— Task data —
══════
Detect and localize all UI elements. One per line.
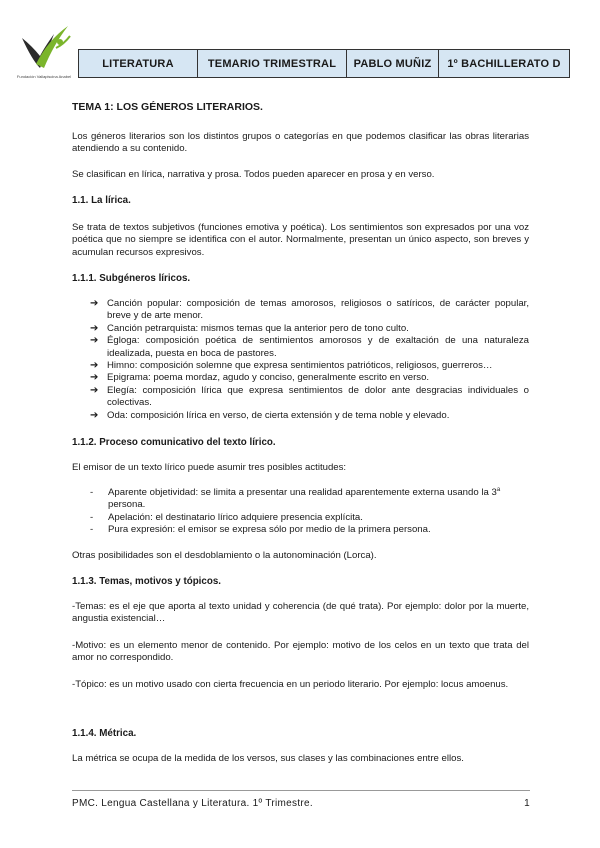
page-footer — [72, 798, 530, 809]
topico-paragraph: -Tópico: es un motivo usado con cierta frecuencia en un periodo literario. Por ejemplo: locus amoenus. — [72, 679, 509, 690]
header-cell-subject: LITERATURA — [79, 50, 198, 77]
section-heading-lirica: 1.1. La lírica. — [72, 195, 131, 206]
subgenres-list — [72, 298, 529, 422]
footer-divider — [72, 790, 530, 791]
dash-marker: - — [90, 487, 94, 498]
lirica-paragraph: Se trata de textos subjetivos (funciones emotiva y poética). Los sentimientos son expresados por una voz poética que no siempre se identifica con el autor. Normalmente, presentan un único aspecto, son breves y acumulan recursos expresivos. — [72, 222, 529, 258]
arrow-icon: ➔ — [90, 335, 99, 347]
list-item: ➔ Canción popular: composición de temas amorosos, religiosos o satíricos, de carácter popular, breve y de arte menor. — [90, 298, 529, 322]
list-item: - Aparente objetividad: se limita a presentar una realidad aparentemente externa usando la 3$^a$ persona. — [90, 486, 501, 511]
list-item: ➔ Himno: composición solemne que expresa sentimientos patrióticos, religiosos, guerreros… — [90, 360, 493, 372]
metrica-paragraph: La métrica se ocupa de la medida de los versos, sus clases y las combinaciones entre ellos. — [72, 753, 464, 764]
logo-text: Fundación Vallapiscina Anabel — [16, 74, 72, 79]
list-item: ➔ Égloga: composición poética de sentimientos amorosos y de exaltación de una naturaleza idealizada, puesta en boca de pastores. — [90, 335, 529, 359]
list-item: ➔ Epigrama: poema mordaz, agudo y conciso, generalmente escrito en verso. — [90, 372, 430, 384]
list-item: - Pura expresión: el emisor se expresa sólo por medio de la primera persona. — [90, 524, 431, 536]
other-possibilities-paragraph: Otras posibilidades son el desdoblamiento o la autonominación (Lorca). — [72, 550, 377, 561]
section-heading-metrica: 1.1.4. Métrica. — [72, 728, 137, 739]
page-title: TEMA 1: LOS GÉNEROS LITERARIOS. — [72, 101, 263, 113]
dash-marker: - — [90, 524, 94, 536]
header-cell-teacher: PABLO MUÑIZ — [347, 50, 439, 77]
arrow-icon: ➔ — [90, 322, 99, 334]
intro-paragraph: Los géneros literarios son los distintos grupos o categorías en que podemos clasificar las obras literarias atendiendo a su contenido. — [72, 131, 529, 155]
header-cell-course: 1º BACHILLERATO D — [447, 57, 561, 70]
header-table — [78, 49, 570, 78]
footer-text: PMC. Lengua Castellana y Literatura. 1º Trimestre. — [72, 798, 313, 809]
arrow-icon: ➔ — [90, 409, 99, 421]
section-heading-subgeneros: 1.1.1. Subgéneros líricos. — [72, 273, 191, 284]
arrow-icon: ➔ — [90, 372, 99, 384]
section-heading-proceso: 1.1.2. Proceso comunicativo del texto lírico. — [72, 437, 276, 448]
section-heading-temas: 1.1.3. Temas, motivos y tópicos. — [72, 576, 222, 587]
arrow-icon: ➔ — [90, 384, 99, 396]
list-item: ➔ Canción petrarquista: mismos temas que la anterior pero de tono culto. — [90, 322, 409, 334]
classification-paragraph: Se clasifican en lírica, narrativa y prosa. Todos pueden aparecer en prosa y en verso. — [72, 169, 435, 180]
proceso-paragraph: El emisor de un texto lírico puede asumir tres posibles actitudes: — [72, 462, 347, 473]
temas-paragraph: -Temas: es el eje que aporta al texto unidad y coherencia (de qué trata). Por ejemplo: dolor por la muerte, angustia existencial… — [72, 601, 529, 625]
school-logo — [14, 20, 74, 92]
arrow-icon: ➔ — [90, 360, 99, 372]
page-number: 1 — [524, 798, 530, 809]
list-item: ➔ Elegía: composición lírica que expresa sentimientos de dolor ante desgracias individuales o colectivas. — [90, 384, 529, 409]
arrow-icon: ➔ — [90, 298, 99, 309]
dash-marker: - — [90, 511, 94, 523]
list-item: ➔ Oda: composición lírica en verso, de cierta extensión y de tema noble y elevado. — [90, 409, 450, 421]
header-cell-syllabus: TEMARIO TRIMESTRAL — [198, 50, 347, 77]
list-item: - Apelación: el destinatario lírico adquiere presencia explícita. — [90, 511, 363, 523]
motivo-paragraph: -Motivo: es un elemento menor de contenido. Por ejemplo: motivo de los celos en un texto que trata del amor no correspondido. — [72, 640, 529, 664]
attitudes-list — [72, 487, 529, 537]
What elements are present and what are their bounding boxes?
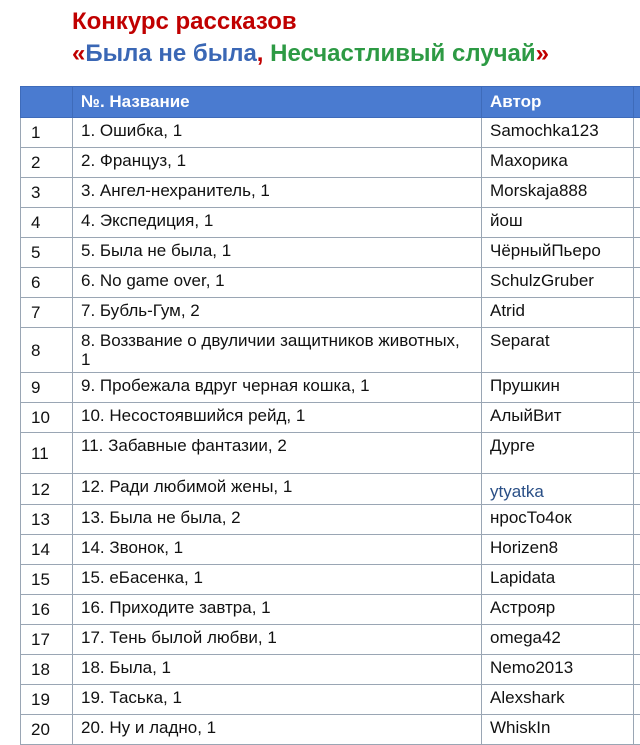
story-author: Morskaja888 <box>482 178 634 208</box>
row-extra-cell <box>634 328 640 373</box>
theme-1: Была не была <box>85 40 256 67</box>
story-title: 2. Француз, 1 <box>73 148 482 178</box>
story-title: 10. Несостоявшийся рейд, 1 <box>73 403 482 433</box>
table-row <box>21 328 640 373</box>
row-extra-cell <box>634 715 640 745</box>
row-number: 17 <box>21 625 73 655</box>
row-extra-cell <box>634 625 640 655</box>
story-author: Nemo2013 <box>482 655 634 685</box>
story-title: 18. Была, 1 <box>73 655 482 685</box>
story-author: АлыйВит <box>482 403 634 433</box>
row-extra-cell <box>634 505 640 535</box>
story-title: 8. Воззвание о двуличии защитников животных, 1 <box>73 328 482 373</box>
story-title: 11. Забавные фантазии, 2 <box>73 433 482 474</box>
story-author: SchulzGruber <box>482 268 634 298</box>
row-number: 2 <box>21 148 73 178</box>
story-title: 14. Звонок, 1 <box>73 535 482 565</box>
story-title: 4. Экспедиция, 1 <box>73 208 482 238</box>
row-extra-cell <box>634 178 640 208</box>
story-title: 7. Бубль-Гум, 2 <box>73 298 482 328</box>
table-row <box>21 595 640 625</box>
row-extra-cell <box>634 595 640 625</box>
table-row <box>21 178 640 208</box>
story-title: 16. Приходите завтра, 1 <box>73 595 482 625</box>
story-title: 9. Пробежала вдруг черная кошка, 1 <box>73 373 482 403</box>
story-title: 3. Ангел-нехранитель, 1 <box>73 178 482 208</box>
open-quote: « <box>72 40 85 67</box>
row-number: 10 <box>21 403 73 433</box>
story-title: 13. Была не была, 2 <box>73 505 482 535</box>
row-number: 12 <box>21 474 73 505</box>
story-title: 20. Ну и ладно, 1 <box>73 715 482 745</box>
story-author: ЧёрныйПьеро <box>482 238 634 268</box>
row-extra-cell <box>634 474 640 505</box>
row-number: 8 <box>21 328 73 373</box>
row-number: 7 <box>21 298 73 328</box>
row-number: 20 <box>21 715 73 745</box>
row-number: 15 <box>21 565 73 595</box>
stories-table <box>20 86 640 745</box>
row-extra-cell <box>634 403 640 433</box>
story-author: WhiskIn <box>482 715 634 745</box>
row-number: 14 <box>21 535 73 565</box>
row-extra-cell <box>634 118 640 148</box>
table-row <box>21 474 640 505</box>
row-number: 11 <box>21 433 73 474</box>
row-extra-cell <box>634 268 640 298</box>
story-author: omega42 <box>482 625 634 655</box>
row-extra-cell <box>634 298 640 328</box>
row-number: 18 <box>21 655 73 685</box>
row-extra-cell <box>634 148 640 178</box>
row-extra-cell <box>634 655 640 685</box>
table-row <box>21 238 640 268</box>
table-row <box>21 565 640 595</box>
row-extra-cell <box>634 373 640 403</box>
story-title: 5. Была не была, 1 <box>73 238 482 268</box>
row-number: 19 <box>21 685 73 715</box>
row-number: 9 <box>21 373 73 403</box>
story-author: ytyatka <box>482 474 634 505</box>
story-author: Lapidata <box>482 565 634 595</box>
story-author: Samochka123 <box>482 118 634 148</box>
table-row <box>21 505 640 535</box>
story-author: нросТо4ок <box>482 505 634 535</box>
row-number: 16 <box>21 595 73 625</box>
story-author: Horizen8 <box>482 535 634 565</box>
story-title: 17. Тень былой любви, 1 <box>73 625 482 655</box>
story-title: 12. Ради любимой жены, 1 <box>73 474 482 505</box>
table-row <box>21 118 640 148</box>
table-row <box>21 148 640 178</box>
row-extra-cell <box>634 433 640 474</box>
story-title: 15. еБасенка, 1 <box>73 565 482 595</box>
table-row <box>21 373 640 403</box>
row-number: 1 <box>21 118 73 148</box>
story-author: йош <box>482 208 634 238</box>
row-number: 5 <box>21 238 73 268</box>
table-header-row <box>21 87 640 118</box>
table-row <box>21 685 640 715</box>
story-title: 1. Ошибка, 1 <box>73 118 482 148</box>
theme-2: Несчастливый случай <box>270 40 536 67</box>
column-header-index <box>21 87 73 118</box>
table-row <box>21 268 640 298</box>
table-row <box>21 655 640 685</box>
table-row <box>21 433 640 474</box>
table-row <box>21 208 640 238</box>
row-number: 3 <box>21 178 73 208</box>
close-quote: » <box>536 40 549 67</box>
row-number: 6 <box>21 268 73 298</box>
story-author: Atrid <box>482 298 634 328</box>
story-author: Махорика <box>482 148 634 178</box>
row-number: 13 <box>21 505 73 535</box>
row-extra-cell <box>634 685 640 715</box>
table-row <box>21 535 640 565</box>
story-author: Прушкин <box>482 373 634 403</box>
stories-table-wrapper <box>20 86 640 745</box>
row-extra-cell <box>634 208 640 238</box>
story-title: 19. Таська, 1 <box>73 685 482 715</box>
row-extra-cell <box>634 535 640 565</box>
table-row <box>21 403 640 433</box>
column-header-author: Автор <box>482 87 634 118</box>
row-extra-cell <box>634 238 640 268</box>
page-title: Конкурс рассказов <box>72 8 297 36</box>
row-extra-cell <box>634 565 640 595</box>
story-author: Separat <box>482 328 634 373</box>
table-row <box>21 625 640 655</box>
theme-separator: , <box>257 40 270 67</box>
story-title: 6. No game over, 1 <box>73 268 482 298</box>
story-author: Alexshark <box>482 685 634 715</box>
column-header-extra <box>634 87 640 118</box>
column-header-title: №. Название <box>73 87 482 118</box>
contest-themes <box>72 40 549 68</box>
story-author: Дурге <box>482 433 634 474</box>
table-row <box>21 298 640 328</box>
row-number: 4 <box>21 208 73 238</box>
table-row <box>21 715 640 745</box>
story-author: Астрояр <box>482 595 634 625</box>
══════
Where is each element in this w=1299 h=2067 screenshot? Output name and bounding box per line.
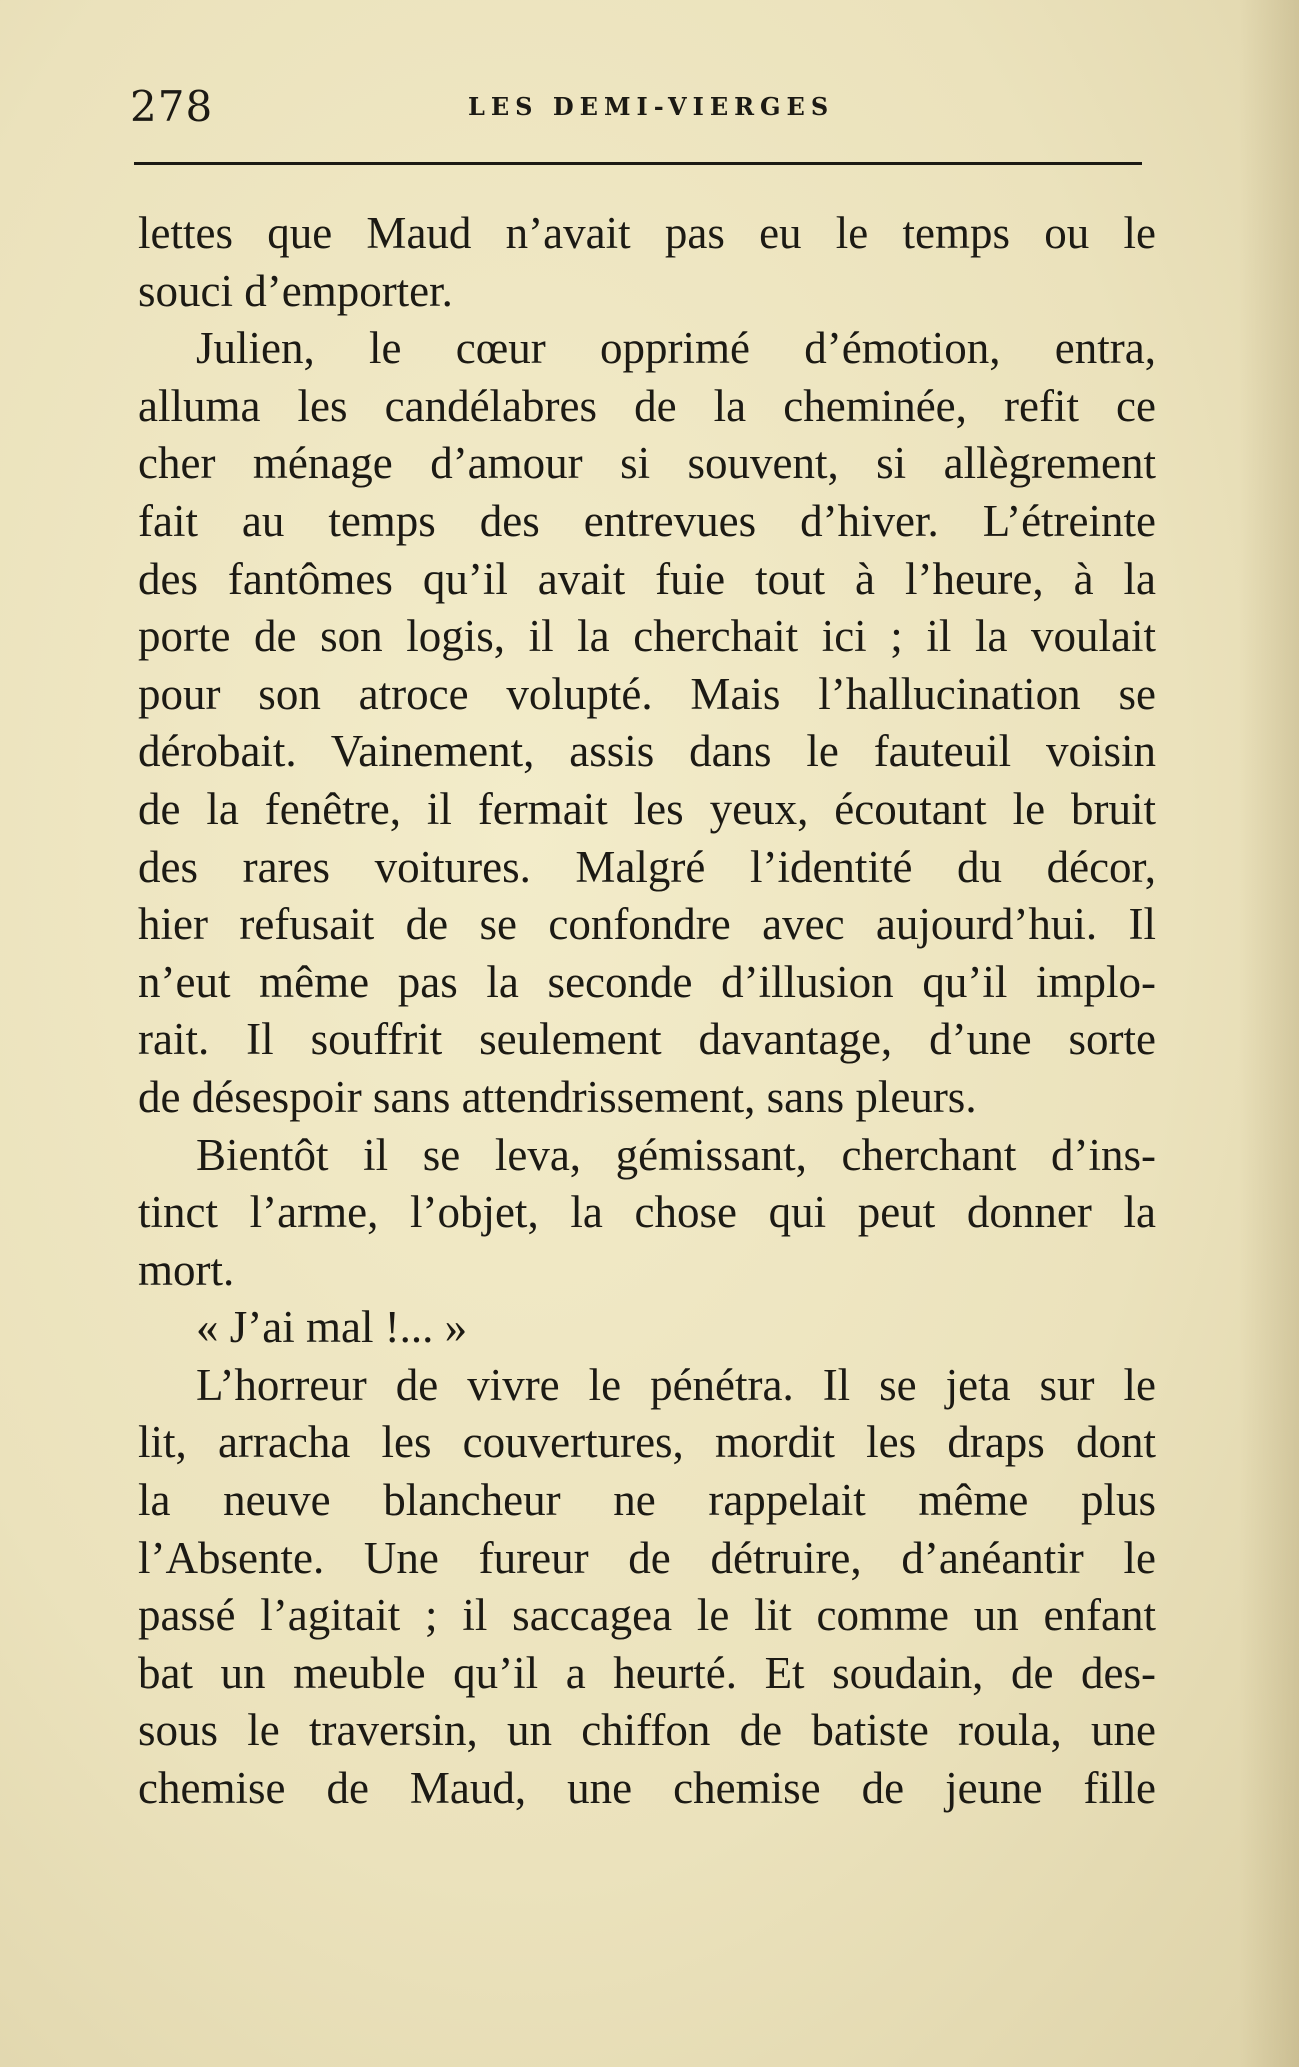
══════
— Task —
Reproduce the listing lines between the line holding "Detect and localize" and the line holding "metrica-paragraph: La métrica", inclusive, with each one unchanged. Leave out the picture.

— Task answer —
Detect and localize all UI elements. One per line.
page-footer — [72, 798, 530, 809]
topico-paragraph: -Tópico: es un motivo usado con cierta frecuencia en un periodo literario. Por ejemplo: locus amoenus. — [72, 679, 509, 690]
header-cell-subject: LITERATURA — [79, 50, 198, 77]
section-heading-lirica: 1.1. La lírica. — [72, 195, 131, 206]
subgenres-list — [72, 298, 529, 422]
footer-divider — [72, 790, 530, 791]
dash-marker: - — [90, 487, 94, 498]
lirica-paragraph: Se trata de textos subjetivos (funciones emotiva y poética). Los sentimientos son expresados por una voz poética que no siempre se identifica con el autor. Normalmente, presentan un único aspecto, son breves y acumulan recursos expresivos. — [72, 222, 529, 258]
arrow-icon: ➔ — [90, 335, 99, 347]
list-item: ➔ Canción popular: composición de temas amorosos, religiosos o satíricos, de carácter popular, breve y de arte menor. — [90, 298, 529, 322]
list-item: - Aparente objetividad: se limita a presentar una realidad aparentemente externa usando la 3$^a$ persona. — [90, 486, 501, 511]
list-item: ➔ Himno: composición solemne que expresa sentimientos patrióticos, religiosos, guerreros… — [90, 360, 493, 372]
metrica-paragraph: La métrica se ocupa de la medida de los versos, sus clases y las combinaciones entre ellos. — [72, 753, 464, 764]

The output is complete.